[Stored entries]

++++++++++++++++++++

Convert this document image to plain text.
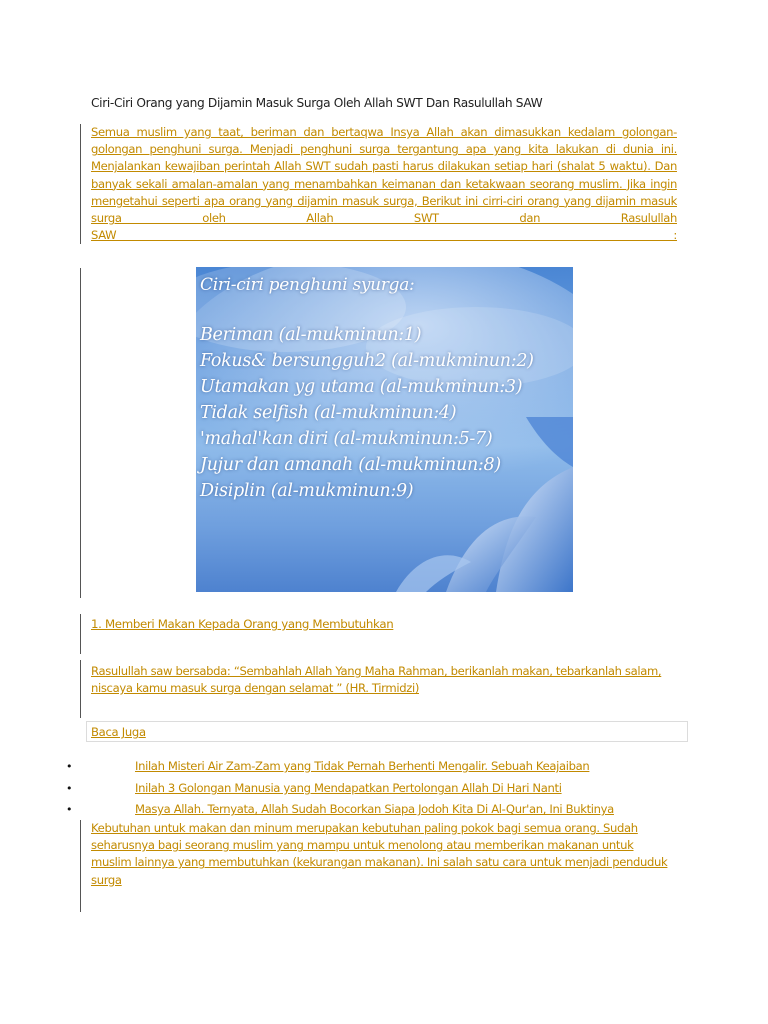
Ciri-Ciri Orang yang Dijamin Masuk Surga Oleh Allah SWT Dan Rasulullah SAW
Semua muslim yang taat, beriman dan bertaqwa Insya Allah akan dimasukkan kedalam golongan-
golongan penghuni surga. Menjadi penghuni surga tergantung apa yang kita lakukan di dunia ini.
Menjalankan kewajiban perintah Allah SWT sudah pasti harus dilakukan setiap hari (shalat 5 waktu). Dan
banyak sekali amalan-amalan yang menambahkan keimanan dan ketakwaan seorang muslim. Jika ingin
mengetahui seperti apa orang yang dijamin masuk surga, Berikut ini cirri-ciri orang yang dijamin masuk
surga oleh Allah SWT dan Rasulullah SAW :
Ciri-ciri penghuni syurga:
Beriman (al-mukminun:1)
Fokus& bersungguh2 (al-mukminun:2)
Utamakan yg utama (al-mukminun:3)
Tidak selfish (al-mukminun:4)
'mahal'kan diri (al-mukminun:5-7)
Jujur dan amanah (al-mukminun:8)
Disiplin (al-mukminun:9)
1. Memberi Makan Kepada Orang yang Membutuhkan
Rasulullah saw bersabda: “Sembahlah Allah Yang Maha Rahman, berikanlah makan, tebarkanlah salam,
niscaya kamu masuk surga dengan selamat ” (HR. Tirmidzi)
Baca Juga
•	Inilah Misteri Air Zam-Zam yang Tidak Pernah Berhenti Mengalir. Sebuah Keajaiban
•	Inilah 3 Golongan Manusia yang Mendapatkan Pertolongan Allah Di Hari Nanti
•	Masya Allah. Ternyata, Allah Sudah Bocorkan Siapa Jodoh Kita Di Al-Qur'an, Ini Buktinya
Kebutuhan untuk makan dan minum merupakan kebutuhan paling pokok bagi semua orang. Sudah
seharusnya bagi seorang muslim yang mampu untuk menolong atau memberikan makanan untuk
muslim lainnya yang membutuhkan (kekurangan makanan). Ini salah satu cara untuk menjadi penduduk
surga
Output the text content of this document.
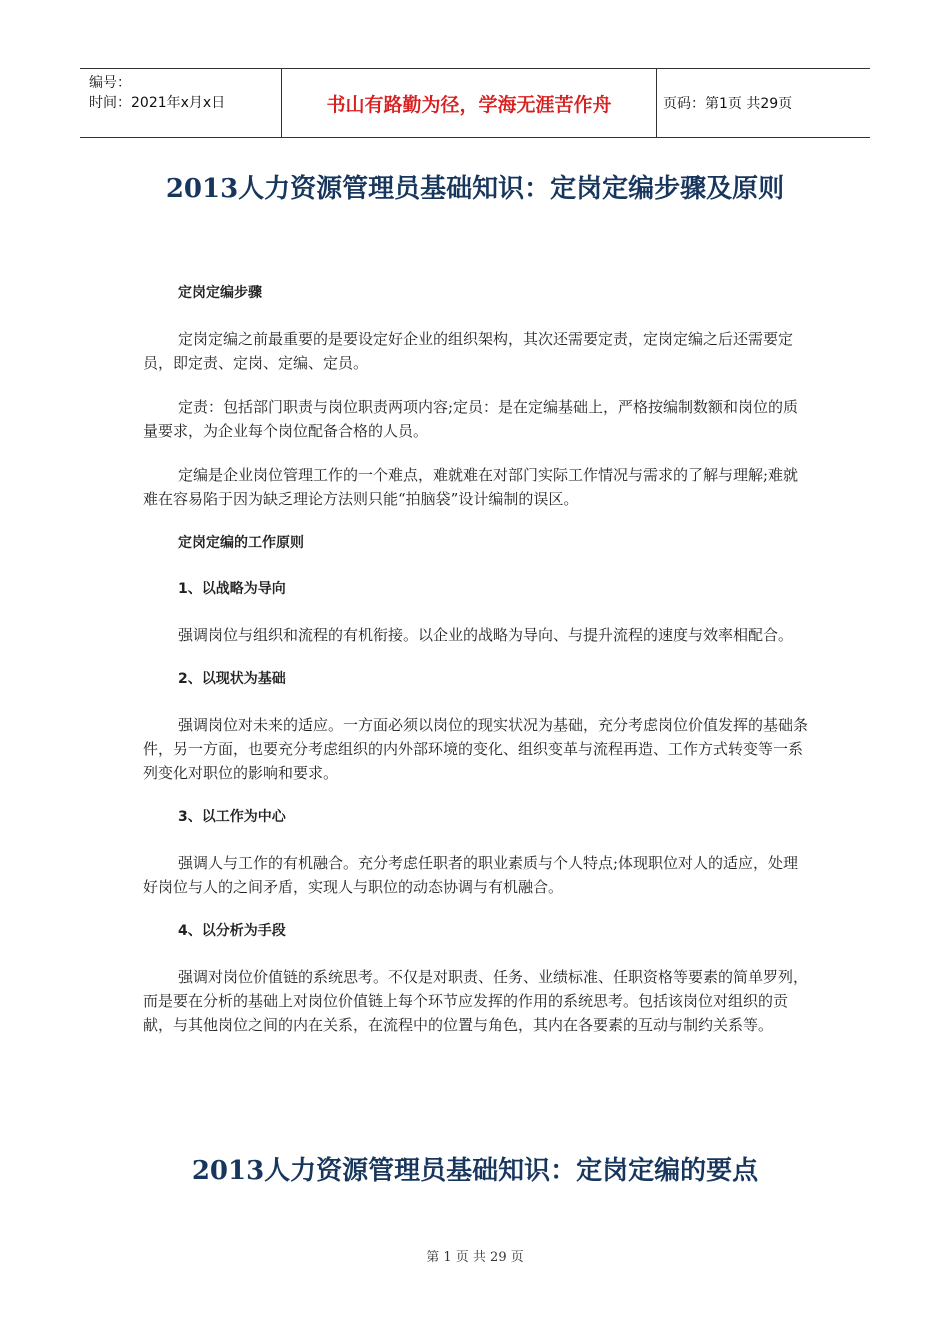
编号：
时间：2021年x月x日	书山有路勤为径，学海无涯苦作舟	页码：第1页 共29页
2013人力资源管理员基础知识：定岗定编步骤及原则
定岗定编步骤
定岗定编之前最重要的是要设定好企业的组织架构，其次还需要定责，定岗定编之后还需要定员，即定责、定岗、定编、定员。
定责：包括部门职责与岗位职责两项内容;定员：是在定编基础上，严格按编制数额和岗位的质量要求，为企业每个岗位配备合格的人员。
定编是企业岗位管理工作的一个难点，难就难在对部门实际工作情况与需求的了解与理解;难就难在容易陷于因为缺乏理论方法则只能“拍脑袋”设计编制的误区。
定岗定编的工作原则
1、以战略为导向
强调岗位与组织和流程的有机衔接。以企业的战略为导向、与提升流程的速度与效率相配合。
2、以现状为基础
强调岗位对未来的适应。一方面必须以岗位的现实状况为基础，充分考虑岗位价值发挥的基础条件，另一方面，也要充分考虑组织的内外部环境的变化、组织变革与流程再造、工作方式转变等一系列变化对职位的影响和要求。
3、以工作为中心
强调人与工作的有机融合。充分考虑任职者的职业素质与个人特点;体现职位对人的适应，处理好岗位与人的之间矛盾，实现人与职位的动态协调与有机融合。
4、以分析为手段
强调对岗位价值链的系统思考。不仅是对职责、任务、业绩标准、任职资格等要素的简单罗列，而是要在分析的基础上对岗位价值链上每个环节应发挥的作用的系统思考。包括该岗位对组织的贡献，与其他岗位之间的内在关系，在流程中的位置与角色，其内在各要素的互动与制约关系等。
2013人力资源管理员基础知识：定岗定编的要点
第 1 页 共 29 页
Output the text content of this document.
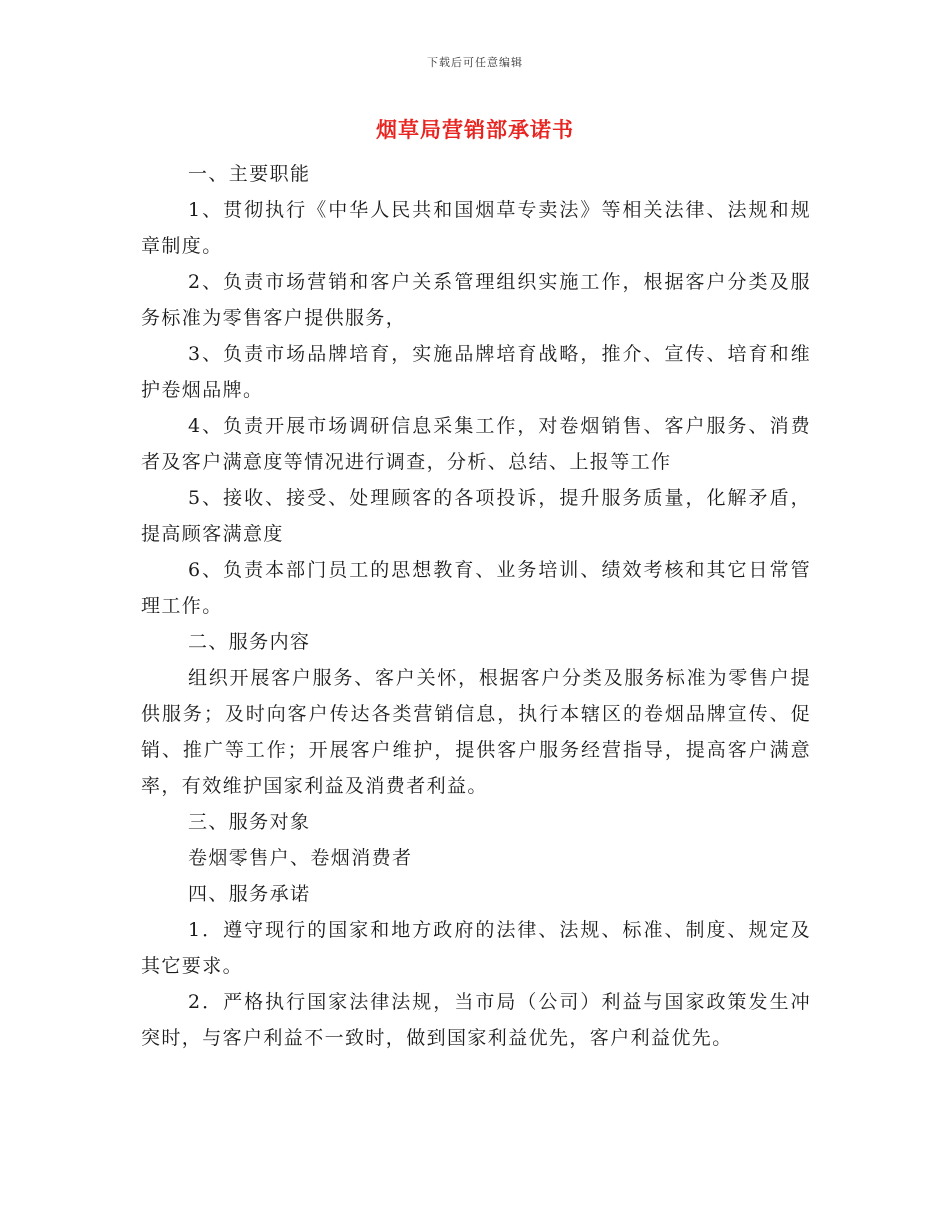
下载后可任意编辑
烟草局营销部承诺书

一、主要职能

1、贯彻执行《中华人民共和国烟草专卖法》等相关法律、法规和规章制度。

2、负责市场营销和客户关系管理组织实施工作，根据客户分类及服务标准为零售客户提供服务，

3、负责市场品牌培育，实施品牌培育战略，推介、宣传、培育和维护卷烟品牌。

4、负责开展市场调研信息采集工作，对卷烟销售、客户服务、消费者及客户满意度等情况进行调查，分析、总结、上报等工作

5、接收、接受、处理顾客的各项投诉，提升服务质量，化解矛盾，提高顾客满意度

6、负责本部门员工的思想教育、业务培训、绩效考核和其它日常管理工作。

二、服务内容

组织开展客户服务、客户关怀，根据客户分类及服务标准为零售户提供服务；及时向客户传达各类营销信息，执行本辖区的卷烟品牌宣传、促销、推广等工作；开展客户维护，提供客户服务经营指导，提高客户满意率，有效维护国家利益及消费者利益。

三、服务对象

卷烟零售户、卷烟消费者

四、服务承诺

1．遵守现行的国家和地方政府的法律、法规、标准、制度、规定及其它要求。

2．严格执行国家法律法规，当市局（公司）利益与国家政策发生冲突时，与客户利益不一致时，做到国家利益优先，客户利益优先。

++++++++++++++++++++

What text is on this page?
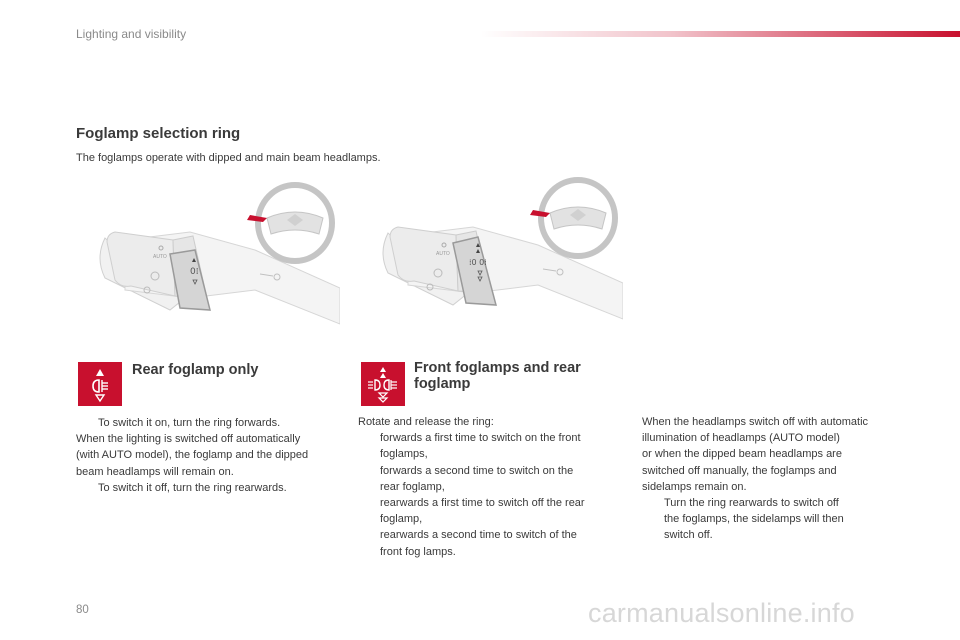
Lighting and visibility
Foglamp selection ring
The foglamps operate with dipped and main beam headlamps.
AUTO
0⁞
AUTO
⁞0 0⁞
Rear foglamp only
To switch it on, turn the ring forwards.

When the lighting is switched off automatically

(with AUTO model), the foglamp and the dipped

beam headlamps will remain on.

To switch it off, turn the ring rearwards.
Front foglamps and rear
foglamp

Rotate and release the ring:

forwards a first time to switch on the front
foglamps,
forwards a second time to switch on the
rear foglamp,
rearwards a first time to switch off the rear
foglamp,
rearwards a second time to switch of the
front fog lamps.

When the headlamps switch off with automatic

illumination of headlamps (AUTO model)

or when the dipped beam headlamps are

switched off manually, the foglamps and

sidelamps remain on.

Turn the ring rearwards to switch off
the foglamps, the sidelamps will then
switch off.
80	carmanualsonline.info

++++++++++++++++++++

The problem:
Find all lines where the word "ring" appears. Copy them.

Task solution:
Foglamp selection ring
To switch it on, turn the ring forwards.
To switch it off, turn the ring rearwards.
Rotate and release the ring:
Turn the ring rearwards to switch off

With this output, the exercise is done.